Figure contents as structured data
---+---
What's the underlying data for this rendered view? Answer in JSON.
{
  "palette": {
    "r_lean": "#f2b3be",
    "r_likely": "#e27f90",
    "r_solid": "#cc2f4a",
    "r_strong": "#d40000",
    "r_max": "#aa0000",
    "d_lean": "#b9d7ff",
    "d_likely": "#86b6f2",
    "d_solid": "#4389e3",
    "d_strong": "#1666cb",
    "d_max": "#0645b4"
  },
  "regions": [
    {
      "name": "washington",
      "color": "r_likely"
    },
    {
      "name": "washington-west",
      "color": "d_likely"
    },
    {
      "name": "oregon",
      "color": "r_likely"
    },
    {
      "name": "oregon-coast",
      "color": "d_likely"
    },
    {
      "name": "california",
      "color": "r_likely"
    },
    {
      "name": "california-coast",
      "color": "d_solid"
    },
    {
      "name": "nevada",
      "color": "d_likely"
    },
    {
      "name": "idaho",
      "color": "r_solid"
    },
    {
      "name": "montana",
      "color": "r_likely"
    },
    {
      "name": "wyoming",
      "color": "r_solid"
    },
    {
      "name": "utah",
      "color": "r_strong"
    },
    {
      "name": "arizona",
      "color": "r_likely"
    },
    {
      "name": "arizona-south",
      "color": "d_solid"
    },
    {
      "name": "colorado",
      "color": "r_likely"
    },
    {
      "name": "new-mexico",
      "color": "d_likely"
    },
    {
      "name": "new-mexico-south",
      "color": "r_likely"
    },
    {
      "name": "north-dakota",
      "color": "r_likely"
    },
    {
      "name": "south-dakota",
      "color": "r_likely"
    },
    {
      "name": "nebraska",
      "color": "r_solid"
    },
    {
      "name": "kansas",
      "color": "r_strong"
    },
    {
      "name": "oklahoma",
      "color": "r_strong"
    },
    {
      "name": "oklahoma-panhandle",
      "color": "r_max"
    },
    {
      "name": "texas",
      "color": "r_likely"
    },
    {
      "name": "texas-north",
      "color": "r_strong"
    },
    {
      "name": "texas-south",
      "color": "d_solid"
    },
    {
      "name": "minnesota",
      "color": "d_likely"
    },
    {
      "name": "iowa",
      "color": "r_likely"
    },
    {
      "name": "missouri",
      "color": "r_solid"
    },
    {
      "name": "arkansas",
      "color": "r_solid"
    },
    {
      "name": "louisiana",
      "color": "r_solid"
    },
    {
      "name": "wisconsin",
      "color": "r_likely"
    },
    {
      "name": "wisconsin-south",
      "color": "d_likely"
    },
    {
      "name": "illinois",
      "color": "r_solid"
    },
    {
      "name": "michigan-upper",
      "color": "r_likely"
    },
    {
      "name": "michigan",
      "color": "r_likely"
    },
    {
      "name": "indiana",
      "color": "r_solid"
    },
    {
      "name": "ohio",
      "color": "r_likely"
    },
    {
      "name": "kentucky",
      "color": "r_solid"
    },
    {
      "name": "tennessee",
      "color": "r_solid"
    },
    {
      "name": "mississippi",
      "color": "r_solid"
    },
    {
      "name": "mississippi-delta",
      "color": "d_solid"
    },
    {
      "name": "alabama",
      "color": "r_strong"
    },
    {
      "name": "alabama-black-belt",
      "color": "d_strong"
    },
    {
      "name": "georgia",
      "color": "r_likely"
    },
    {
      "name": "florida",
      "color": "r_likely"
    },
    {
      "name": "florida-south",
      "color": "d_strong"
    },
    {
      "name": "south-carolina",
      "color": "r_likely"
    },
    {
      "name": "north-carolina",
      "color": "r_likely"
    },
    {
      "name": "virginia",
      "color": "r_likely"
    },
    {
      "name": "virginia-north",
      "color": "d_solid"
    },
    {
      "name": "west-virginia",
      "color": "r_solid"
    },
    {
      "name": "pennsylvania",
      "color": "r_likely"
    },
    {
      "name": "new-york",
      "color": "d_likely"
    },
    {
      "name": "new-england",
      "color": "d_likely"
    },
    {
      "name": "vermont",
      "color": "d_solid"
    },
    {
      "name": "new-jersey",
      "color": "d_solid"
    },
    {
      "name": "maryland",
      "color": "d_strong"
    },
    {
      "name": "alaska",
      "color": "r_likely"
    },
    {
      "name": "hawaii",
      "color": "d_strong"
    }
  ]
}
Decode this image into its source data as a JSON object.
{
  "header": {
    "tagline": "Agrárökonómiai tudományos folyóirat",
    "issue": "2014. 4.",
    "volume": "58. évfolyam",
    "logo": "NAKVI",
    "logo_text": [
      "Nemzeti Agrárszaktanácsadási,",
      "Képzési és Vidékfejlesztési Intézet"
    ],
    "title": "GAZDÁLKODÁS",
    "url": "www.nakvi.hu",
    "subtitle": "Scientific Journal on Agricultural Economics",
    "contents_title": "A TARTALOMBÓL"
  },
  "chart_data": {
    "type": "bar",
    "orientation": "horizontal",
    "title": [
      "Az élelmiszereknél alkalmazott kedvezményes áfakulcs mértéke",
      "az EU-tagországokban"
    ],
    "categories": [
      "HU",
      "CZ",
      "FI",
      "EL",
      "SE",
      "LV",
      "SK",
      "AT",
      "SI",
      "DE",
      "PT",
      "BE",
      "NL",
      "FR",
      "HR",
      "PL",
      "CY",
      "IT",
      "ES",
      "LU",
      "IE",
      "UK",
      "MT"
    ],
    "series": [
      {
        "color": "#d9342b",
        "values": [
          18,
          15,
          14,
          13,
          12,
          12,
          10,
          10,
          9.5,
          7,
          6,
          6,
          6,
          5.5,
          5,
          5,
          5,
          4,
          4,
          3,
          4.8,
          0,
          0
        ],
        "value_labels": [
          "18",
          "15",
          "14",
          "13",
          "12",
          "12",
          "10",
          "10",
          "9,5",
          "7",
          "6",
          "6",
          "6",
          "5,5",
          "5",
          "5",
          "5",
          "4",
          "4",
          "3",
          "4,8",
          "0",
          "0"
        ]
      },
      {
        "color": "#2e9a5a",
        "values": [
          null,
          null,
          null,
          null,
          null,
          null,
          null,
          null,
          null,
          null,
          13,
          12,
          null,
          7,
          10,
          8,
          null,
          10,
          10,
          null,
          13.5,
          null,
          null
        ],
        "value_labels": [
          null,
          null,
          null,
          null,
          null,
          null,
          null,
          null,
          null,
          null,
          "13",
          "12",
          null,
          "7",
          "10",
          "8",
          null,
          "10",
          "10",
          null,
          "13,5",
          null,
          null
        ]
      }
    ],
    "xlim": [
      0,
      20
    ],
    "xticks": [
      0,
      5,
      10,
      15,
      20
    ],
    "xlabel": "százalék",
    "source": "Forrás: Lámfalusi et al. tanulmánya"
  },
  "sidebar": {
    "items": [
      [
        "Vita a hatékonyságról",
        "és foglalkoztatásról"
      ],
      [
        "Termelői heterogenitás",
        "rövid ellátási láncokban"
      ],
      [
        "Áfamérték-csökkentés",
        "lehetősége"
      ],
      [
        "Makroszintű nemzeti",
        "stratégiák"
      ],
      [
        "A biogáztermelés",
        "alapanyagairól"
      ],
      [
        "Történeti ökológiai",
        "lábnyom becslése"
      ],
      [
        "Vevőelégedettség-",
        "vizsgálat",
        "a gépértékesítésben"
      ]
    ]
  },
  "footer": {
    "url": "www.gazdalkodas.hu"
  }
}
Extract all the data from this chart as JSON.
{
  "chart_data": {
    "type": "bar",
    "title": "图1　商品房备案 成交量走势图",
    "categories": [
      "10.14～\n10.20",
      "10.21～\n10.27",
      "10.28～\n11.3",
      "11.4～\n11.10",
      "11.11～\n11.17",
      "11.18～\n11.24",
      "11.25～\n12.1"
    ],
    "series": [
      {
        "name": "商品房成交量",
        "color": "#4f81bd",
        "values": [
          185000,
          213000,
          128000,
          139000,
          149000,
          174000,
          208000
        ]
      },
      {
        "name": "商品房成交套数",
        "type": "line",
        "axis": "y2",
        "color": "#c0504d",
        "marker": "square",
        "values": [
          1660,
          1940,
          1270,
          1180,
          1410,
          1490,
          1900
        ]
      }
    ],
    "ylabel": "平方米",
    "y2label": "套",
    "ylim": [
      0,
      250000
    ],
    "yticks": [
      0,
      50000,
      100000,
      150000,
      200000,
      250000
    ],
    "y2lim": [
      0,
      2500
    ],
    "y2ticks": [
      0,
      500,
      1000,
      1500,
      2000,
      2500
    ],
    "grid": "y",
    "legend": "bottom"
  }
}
---+---
» **Goal of the exercise**
Gather all lines where the word "west" appears.

» **Task output**
      "name": "washington-west",
      "name": "west-virginia",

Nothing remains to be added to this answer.